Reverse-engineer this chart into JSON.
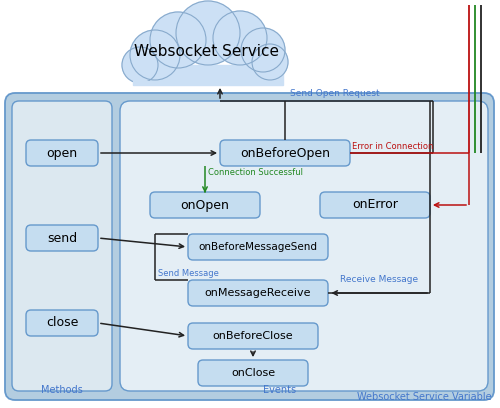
{
  "title": "Websocket Service",
  "bg_outer": "#b3cde0",
  "bg_methods": "#dce8f0",
  "bg_events": "#e4eef5",
  "box_fill": "#c5ddf0",
  "box_edge": "#6699cc",
  "cloud_fill": "#cce0f5",
  "cloud_edge": "#88aacc",
  "arrow_dark": "#222222",
  "green_color": "#228822",
  "red_color": "#bb1111",
  "blue_label": "#4477cc",
  "methods": [
    "open",
    "send",
    "close"
  ],
  "label_methods": "Methods",
  "label_events": "Events",
  "label_wsv": "Websocket Service Variable",
  "label_send_open": "Send Open Request",
  "label_conn_success": "Connection Successful",
  "label_error_conn": "Error in Connection",
  "label_send_msg": "Send Message",
  "label_recv_msg": "Receive Message"
}
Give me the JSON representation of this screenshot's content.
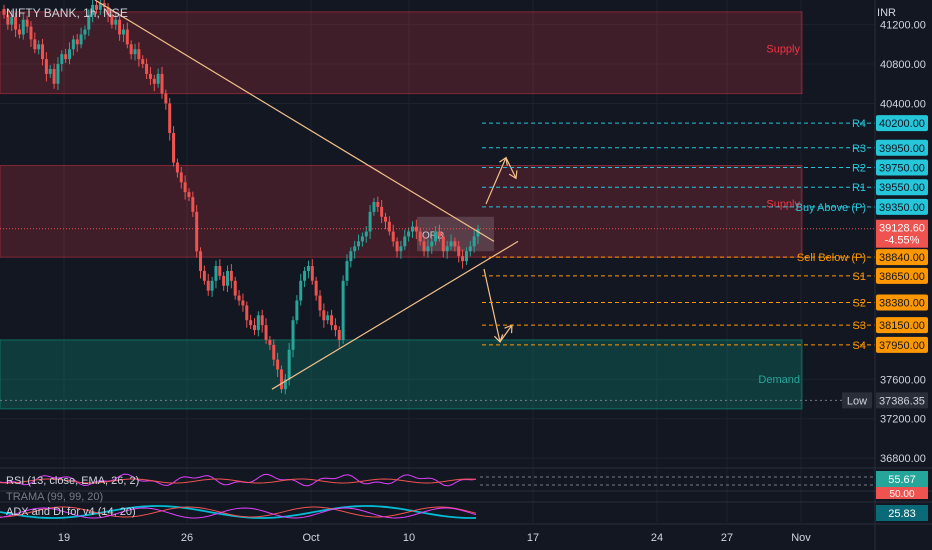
{
  "header": {
    "symbol_title": "NIFTY BANK, 1h, NSE",
    "currency": "INR"
  },
  "indicators": {
    "rsi_label": "RSI (13, close, EMA, 26, 2)",
    "rsi_value": "55.67",
    "trama_label": "TRAMA (99, 99, 20)",
    "trama_value": "50.00",
    "adx_label": "ADX and DI for v4 (14, 20)",
    "adx_value": "25.83"
  },
  "chart_data": {
    "type": "candlestick",
    "y_axis": {
      "ticks": [
        "41200.00",
        "40800.00",
        "40400.00",
        "37600.00",
        "37200.00",
        "36800.00"
      ],
      "tick_values": [
        41200,
        40800,
        40400,
        37600,
        37200,
        36800
      ],
      "range": [
        36700,
        41450
      ]
    },
    "x_axis": {
      "labels": [
        "19",
        "26",
        "Oct",
        "10",
        "17",
        "24",
        "27",
        "Nov"
      ]
    },
    "zones": [
      {
        "label": "Supply",
        "low": 40500,
        "high": 41330,
        "color": "#f23645"
      },
      {
        "label": "Supply",
        "low": 38840,
        "high": 39770,
        "color": "#f23645"
      },
      {
        "label": "Demand",
        "low": 37300,
        "high": 38000,
        "color": "#089981"
      }
    ],
    "levels": [
      {
        "label": "R4",
        "value": 40200,
        "price": "40200.00",
        "kind": "resistance"
      },
      {
        "label": "R3",
        "value": 39950,
        "price": "39950.00",
        "kind": "resistance"
      },
      {
        "label": "R2",
        "value": 39750,
        "price": "39750.00",
        "kind": "resistance"
      },
      {
        "label": "R1",
        "value": 39550,
        "price": "39550.00",
        "kind": "resistance"
      },
      {
        "label": "Buy Above (P)",
        "value": 39350,
        "price": "39350.00",
        "kind": "resistance"
      },
      {
        "label": "Sell Below (P)",
        "value": 38840,
        "price": "38840.00",
        "kind": "support"
      },
      {
        "label": "S1",
        "value": 38650,
        "price": "38650.00",
        "kind": "support"
      },
      {
        "label": "S2",
        "value": 38380,
        "price": "38380.00",
        "kind": "support"
      },
      {
        "label": "S3",
        "value": 38150,
        "price": "38150.00",
        "kind": "support"
      },
      {
        "label": "S4",
        "value": 37950,
        "price": "37950.00",
        "kind": "support"
      }
    ],
    "current_price": {
      "price": "39128.60",
      "change": "-4.55%",
      "value": 39128.6
    },
    "low_marker": {
      "label": "Low",
      "price": "37386.35",
      "value": 37386.35
    },
    "orb_label": "ORB",
    "closes": [
      41300,
      41200,
      41280,
      41150,
      41100,
      41250,
      41180,
      41050,
      40950,
      41000,
      40850,
      40700,
      40750,
      40600,
      40800,
      40900,
      40850,
      40950,
      41050,
      41000,
      41100,
      41150,
      41300,
      41400,
      41350,
      41420,
      41380,
      41300,
      41200,
      41250,
      41100,
      41150,
      41000,
      40900,
      40950,
      40850,
      40800,
      40700,
      40650,
      40600,
      40700,
      40500,
      40400,
      40100,
      39800,
      39700,
      39600,
      39500,
      39450,
      39300,
      38900,
      38700,
      38600,
      38500,
      38600,
      38750,
      38650,
      38550,
      38700,
      38600,
      38450,
      38400,
      38350,
      38200,
      38150,
      38100,
      38250,
      38150,
      38000,
      37950,
      37800,
      37700,
      37500,
      37600,
      37900,
      38200,
      38400,
      38600,
      38700,
      38750,
      38600,
      38450,
      38300,
      38200,
      38250,
      38150,
      38100,
      38000,
      38600,
      38800,
      38900,
      38950,
      39000,
      39050,
      39100,
      39300,
      39400,
      39350,
      39250,
      39200,
      39100,
      39000,
      38900,
      38950,
      39050,
      39100,
      39150,
      39100,
      39000,
      38900,
      38950,
      39000,
      39100,
      39050,
      38900,
      38950,
      39000,
      38950,
      38850,
      38800,
      38900,
      38950,
      39050,
      39128
    ]
  }
}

——————

■ **Problem details**
Without the pictures, write out every entry precisely as it appears.

■ **Correct answer**
Reverse-engineer this chart into JSON.
{
  "title": "Websocket Service",
  "bg_outer": "#b3cde0",
  "bg_methods": "#dce8f0",
  "bg_events": "#e4eef5",
  "box_fill": "#c5ddf0",
  "box_edge": "#6699cc",
  "cloud_fill": "#cce0f5",
  "cloud_edge": "#88aacc",
  "arrow_dark": "#222222",
  "green_color": "#228822",
  "red_color": "#bb1111",
  "blue_label": "#4477cc",
  "methods": [
    "open",
    "send",
    "close"
  ],
  "label_methods": "Methods",
  "label_events": "Events",
  "label_wsv": "Websocket Service Variable",
  "label_send_open": "Send Open Request",
  "label_conn_success": "Connection Successful",
  "label_error_conn": "Error in Connection",
  "label_send_msg": "Send Message",
  "label_recv_msg": "Receive Message"
}
Give me the JSON representation of this screenshot's content.
{
  "header": {
    "symbol_title": "NIFTY BANK, 1h, NSE",
    "currency": "INR"
  },
  "indicators": {
    "rsi_label": "RSI (13, close, EMA, 26, 2)",
    "rsi_value": "55.67",
    "trama_label": "TRAMA (99, 99, 20)",
    "trama_value": "50.00",
    "adx_label": "ADX and DI for v4 (14, 20)",
    "adx_value": "25.83"
  },
  "chart_data": {
    "type": "candlestick",
    "y_axis": {
      "ticks": [
        "41200.00",
        "40800.00",
        "40400.00",
        "37600.00",
        "37200.00",
        "36800.00"
      ],
      "tick_values": [
        41200,
        40800,
        40400,
        37600,
        37200,
        36800
      ],
      "range": [
        36700,
        41450
      ]
    },
    "x_axis": {
      "labels": [
        "19",
        "26",
        "Oct",
        "10",
        "17",
        "24",
        "27",
        "Nov"
      ]
    },
    "zones": [
      {
        "label": "Supply",
        "low": 40500,
        "high": 41330,
        "color": "#f23645"
      },
      {
        "label": "Supply",
        "low": 38840,
        "high": 39770,
        "color": "#f23645"
      },
      {
        "label": "Demand",
        "low": 37300,
        "high": 38000,
        "color": "#089981"
      }
    ],
    "levels": [
      {
        "label": "R4",
        "value": 40200,
        "price": "40200.00",
        "kind": "resistance"
      },
      {
        "label": "R3",
        "value": 39950,
        "price": "39950.00",
        "kind": "resistance"
      },
      {
        "label": "R2",
        "value": 39750,
        "price": "39750.00",
        "kind": "resistance"
      },
      {
        "label": "R1",
        "value": 39550,
        "price": "39550.00",
        "kind": "resistance"
      },
      {
        "label": "Buy Above (P)",
        "value": 39350,
        "price": "39350.00",
        "kind": "resistance"
      },
      {
        "label": "Sell Below (P)",
        "value": 38840,
        "price": "38840.00",
        "kind": "support"
      },
      {
        "label": "S1",
        "value": 38650,
        "price": "38650.00",
        "kind": "support"
      },
      {
        "label": "S2",
        "value": 38380,
        "price": "38380.00",
        "kind": "support"
      },
      {
        "label": "S3",
        "value": 38150,
        "price": "38150.00",
        "kind": "support"
      },
      {
        "label": "S4",
        "value": 37950,
        "price": "37950.00",
        "kind": "support"
      }
    ],
    "current_price": {
      "price": "39128.60",
      "change": "-4.55%",
      "value": 39128.6
    },
    "low_marker": {
      "label": "Low",
      "price": "37386.35",
      "value": 37386.35
    },
    "orb_label": "ORB",
    "closes": [
      41300,
      41200,
      41280,
      41150,
      41100,
      41250,
      41180,
      41050,
      40950,
      41000,
      40850,
      40700,
      40750,
      40600,
      40800,
      40900,
      40850,
      40950,
      41050,
      41000,
      41100,
      41150,
      41300,
      41400,
      41350,
      41420,
      41380,
      41300,
      41200,
      41250,
      41100,
      41150,
      41000,
      40900,
      40950,
      40850,
      40800,
      40700,
      40650,
      40600,
      40700,
      40500,
      40400,
      40100,
      39800,
      39700,
      39600,
      39500,
      39450,
      39300,
      38900,
      38700,
      38600,
      38500,
      38600,
      38750,
      38650,
      38550,
      38700,
      38600,
      38450,
      38400,
      38350,
      38200,
      38150,
      38100,
      38250,
      38150,
      38000,
      37950,
      37800,
      37700,
      37500,
      37600,
      37900,
      38200,
      38400,
      38600,
      38700,
      38750,
      38600,
      38450,
      38300,
      38200,
      38250,
      38150,
      38100,
      38000,
      38600,
      38800,
      38900,
      38950,
      39000,
      39050,
      39100,
      39300,
      39400,
      39350,
      39250,
      39200,
      39100,
      39000,
      38900,
      38950,
      39050,
      39100,
      39150,
      39100,
      39000,
      38900,
      38950,
      39000,
      39100,
      39050,
      38900,
      38950,
      39000,
      38950,
      38850,
      38800,
      38900,
      38950,
      39050,
      39128
    ]
  }
}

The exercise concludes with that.